▶ Aim
For each line below that includes the word "升级策略", make a copy.

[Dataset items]

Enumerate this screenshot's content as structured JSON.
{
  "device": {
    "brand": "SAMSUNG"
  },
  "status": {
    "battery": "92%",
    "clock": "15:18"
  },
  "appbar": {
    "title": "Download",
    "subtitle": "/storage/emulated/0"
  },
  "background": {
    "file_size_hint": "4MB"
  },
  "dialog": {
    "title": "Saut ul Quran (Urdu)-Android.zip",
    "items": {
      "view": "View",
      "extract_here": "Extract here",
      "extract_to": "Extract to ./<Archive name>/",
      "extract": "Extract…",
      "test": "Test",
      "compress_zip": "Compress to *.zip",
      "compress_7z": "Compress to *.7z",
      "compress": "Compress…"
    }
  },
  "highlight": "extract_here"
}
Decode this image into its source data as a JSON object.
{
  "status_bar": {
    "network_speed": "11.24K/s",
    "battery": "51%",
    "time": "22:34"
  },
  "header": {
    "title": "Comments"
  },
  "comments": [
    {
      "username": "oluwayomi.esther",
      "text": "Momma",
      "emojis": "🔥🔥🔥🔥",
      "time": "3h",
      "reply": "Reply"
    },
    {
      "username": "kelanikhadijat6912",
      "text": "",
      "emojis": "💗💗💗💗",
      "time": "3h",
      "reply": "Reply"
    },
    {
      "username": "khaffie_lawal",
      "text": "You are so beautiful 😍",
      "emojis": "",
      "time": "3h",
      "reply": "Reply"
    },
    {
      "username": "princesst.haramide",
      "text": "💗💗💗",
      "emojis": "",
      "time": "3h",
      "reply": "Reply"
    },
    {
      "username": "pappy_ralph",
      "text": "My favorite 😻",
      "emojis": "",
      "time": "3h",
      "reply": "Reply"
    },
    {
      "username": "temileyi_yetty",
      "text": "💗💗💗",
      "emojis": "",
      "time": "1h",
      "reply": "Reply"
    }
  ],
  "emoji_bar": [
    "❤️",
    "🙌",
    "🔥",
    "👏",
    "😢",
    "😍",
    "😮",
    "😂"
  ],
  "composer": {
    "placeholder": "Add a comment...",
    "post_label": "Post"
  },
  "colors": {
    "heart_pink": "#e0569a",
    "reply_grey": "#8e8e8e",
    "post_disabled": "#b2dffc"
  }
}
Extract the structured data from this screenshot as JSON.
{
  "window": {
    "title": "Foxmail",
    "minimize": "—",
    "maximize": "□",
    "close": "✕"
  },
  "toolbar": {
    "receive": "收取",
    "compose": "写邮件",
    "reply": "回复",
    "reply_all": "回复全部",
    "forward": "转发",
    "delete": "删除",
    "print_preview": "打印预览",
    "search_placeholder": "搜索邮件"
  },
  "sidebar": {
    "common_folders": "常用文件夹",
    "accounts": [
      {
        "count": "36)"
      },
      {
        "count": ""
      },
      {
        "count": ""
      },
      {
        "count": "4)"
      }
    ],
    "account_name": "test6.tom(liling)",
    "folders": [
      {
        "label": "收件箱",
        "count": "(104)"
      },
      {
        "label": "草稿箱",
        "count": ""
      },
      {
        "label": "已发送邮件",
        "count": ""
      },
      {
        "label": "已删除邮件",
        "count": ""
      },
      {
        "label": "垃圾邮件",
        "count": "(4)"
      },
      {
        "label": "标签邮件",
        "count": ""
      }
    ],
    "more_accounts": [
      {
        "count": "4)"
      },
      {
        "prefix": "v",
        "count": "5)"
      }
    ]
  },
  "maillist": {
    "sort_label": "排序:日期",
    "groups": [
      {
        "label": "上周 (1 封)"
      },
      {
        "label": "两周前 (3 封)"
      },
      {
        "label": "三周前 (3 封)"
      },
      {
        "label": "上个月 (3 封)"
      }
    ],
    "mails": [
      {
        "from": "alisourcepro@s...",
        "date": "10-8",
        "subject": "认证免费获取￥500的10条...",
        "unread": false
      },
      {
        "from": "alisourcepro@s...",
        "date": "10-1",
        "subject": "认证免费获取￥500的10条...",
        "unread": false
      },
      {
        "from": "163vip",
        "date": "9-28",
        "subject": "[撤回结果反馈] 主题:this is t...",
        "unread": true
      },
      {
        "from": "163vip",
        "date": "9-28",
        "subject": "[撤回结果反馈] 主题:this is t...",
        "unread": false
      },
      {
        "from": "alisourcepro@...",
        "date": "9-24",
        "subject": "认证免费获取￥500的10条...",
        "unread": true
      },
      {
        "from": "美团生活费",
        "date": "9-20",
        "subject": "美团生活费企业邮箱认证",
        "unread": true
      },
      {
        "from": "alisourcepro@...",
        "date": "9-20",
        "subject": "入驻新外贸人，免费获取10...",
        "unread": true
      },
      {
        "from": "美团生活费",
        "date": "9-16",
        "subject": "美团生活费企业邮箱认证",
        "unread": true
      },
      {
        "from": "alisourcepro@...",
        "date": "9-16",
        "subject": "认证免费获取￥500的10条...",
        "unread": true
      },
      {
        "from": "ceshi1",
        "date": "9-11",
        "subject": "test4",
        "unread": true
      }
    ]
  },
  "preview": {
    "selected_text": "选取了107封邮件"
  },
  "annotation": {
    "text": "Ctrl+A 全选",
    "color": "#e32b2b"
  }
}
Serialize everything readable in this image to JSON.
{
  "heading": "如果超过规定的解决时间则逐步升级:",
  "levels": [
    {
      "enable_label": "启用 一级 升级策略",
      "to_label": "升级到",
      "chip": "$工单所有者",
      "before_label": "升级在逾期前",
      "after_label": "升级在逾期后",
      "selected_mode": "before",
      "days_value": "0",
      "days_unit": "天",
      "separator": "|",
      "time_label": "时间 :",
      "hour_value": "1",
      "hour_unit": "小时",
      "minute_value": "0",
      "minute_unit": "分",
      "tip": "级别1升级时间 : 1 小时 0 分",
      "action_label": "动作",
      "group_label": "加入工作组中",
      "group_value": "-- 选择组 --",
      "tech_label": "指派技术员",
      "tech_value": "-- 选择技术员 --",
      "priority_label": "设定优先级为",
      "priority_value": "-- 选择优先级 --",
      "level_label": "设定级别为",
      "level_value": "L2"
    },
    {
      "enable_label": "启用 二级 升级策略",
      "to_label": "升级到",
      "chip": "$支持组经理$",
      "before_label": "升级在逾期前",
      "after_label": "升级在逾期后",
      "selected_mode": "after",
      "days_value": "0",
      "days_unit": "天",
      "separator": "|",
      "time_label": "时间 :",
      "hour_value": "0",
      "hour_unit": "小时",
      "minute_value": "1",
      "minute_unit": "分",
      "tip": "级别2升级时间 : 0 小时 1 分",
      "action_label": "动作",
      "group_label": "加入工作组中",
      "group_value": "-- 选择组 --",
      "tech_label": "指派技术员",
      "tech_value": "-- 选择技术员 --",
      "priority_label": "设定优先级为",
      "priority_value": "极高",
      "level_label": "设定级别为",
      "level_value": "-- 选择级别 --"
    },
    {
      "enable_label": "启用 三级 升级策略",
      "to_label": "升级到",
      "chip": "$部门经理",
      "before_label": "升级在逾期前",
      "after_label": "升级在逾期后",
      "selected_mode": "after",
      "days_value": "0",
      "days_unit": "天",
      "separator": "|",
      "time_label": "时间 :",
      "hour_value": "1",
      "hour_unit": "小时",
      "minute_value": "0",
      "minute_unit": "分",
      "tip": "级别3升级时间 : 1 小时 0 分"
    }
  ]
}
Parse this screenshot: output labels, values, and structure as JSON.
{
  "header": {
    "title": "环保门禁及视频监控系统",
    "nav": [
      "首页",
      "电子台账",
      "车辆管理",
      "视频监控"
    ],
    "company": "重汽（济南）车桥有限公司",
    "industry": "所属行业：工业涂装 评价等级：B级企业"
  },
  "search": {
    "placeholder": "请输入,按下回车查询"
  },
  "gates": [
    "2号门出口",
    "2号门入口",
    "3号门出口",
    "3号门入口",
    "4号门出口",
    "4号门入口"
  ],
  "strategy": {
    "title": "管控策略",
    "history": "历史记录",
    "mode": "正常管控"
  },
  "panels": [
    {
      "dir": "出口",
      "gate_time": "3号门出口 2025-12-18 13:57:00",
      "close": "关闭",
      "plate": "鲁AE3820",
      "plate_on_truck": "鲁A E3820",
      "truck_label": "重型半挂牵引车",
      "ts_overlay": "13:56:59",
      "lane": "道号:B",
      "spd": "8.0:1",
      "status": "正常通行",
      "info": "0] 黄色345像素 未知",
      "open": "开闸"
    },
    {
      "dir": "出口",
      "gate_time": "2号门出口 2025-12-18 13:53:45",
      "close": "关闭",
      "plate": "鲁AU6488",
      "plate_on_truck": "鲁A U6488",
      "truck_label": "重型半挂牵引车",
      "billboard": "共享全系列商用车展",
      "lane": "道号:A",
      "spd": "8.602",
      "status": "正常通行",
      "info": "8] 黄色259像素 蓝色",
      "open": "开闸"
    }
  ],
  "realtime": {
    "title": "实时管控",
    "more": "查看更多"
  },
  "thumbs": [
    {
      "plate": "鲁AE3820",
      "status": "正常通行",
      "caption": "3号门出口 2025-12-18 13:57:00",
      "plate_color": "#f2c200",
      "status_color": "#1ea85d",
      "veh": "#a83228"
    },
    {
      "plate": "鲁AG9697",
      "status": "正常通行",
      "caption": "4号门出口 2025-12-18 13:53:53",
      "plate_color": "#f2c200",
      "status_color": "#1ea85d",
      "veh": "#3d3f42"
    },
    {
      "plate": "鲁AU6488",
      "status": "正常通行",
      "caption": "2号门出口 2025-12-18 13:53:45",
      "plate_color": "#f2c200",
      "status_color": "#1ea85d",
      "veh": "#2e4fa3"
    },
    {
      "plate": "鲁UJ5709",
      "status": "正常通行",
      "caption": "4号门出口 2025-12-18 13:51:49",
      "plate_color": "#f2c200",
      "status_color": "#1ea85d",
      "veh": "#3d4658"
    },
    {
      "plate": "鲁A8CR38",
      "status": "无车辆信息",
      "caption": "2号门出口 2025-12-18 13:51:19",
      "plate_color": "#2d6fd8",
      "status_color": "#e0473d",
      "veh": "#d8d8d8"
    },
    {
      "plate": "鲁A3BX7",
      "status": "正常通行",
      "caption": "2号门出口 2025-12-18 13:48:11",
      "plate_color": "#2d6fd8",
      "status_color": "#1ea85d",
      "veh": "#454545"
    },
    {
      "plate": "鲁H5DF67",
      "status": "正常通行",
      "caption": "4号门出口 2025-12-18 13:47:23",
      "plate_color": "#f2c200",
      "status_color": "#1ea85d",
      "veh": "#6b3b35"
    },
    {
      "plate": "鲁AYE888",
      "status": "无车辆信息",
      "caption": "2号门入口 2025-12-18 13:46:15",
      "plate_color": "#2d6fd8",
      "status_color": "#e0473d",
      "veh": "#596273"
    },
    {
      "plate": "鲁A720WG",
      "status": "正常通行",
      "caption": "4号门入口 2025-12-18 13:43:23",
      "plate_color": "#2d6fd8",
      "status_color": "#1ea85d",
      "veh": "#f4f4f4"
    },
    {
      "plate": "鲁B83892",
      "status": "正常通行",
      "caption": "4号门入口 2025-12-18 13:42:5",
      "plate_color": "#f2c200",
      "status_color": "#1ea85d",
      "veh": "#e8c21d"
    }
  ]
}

▶ Answer to this exercise
      "enable_label": "启用 一级 升级策略",
      "enable_label": "启用 二级 升级策略",
      "enable_label": "启用 三级 升级策略",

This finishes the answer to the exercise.